## BRIEF
Output the material beneath exactly, leaving nothing out.

## DATASET CONTENT
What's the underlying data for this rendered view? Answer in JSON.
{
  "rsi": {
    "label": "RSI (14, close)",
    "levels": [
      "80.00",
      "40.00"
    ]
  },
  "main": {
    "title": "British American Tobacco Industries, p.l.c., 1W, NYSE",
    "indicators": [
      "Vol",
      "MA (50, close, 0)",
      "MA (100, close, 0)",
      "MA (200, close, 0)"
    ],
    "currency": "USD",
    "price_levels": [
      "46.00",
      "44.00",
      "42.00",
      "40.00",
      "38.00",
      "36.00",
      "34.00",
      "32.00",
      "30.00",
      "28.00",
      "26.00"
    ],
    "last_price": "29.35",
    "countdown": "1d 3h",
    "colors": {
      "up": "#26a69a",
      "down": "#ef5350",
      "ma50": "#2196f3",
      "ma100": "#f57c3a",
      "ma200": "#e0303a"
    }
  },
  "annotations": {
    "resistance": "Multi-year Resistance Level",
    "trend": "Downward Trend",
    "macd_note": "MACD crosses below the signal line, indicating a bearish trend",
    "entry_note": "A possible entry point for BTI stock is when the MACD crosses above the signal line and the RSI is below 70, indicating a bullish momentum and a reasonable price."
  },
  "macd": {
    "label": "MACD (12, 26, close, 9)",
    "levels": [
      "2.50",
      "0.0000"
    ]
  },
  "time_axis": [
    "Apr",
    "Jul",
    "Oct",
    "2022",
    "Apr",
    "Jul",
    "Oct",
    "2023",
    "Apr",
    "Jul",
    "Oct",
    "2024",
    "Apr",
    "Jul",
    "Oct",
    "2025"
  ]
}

## TASK RESULT
What's the underlying data for this rendered view? Answer in JSON.
{
  "rsi": {
    "label": "RSI (14, close)",
    "levels": [
      "80.00",
      "40.00"
    ]
  },
  "main": {
    "title": "British American Tobacco Industries, p.l.c., 1W, NYSE",
    "indicators": [
      "Vol",
      "MA (50, close, 0)",
      "MA (100, close, 0)",
      "MA (200, close, 0)"
    ],
    "currency": "USD",
    "price_levels": [
      "46.00",
      "44.00",
      "42.00",
      "40.00",
      "38.00",
      "36.00",
      "34.00",
      "32.00",
      "30.00",
      "28.00",
      "26.00"
    ],
    "last_price": "29.35",
    "countdown": "1d 3h",
    "colors": {
      "up": "#26a69a",
      "down": "#ef5350",
      "ma50": "#2196f3",
      "ma100": "#f57c3a",
      "ma200": "#e0303a"
    }
  },
  "annotations": {
    "resistance": "Multi-year Resistance Level",
    "trend": "Downward Trend",
    "macd_note": "MACD crosses below the signal line, indicating a bearish trend",
    "entry_note": "A possible entry point for BTI stock is when the MACD crosses above the signal line and the RSI is below 70, indicating a bullish momentum and a reasonable price."
  },
  "macd": {
    "label": "MACD (12, 26, close, 9)",
    "levels": [
      "2.50",
      "0.0000"
    ]
  },
  "time_axis": [
    "Apr",
    "Jul",
    "Oct",
    "2022",
    "Apr",
    "Jul",
    "Oct",
    "2023",
    "Apr",
    "Jul",
    "Oct",
    "2024",
    "Apr",
    "Jul",
    "Oct",
    "2025"
  ]
}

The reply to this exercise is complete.